• _Goal_: Copy out all the entries exactly.

• _Input material_:
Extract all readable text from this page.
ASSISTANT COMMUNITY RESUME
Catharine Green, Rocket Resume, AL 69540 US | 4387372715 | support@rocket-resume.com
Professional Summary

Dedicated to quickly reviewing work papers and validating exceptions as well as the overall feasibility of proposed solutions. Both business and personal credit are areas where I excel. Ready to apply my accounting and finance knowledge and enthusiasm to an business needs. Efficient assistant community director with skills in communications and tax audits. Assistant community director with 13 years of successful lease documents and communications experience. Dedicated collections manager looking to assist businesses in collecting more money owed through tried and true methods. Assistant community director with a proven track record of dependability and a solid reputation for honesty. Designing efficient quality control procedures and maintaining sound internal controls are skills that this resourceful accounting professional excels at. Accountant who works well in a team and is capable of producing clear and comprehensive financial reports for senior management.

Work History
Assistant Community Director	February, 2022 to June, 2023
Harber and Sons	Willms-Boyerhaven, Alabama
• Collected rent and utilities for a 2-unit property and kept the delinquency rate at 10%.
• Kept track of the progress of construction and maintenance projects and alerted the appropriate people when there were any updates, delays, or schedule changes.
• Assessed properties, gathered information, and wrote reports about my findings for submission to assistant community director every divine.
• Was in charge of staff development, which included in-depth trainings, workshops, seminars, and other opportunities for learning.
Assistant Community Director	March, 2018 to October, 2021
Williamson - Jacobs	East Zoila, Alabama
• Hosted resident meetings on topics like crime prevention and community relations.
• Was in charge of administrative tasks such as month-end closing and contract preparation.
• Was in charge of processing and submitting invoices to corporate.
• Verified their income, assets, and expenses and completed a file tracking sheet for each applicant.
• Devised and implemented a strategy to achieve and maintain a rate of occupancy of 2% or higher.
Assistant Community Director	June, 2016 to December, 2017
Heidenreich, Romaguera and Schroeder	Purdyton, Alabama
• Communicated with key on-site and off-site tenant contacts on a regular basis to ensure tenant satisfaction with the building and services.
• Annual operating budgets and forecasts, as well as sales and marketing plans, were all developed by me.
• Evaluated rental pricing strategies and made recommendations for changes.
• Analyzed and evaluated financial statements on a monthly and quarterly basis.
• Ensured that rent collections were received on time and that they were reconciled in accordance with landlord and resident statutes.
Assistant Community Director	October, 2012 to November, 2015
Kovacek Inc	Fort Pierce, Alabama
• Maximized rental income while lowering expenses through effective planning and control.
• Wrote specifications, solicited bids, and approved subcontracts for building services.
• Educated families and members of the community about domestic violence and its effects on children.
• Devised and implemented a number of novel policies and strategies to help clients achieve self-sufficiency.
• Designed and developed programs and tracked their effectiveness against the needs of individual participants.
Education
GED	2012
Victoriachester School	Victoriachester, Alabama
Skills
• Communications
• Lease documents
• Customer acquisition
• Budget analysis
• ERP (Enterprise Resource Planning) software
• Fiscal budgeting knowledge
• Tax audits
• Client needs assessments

• _Expected output_:
Extract all readable text from this page.
ASSISTANT COMMUNITY RESUME
Catharine Green, Rocket Resume, AL 69540 US | 4387372715 | support@rocket-resume.com
Professional Summary

Dedicated to quickly reviewing work papers and validating exceptions as well as the overall feasibility of proposed solutions. Both business and personal credit are areas where I excel. Ready to apply my accounting and finance knowledge and enthusiasm to an business needs. Efficient assistant community director with skills in communications and tax audits. Assistant community director with 13 years of successful lease documents and communications experience. Dedicated collections manager looking to assist businesses in collecting more money owed through tried and true methods. Assistant community director with a proven track record of dependability and a solid reputation for honesty. Designing efficient quality control procedures and maintaining sound internal controls are skills that this resourceful accounting professional excels at. Accountant who works well in a team and is capable of producing clear and comprehensive financial reports for senior management.

Work History
Assistant Community Director	February, 2022 to June, 2023
Harber and Sons	Willms-Boyerhaven, Alabama
• Collected rent and utilities for a 2-unit property and kept the delinquency rate at 10%.
• Kept track of the progress of construction and maintenance projects and alerted the appropriate people when there were any updates, delays, or schedule changes.
• Assessed properties, gathered information, and wrote reports about my findings for submission to assistant community director every divine.
• Was in charge of staff development, which included in-depth trainings, workshops, seminars, and other opportunities for learning.
Assistant Community Director	March, 2018 to October, 2021
Williamson - Jacobs	East Zoila, Alabama
• Hosted resident meetings on topics like crime prevention and community relations.
• Was in charge of administrative tasks such as month-end closing and contract preparation.
• Was in charge of processing and submitting invoices to corporate.
• Verified their income, assets, and expenses and completed a file tracking sheet for each applicant.
• Devised and implemented a strategy to achieve and maintain a rate of occupancy of 2% or higher.
Assistant Community Director	June, 2016 to December, 2017
Heidenreich, Romaguera and Schroeder	Purdyton, Alabama
• Communicated with key on-site and off-site tenant contacts on a regular basis to ensure tenant satisfaction with the building and services.
• Annual operating budgets and forecasts, as well as sales and marketing plans, were all developed by me.
• Evaluated rental pricing strategies and made recommendations for changes.
• Analyzed and evaluated financial statements on a monthly and quarterly basis.
• Ensured that rent collections were received on time and that they were reconciled in accordance with landlord and resident statutes.
Assistant Community Director	October, 2012 to November, 2015
Kovacek Inc	Fort Pierce, Alabama
• Maximized rental income while lowering expenses through effective planning and control.
• Wrote specifications, solicited bids, and approved subcontracts for building services.
• Educated families and members of the community about domestic violence and its effects on children.
• Devised and implemented a number of novel policies and strategies to help clients achieve self-sufficiency.
• Designed and developed programs and tracked their effectiveness against the needs of individual participants.
Education
GED	2012
Victoriachester School	Victoriachester, Alabama
Skills
• Communications
• Lease documents
• Customer acquisition
• Budget analysis
• ERP (Enterprise Resource Planning) software
• Fiscal budgeting knowledge
• Tax audits
• Client needs assessments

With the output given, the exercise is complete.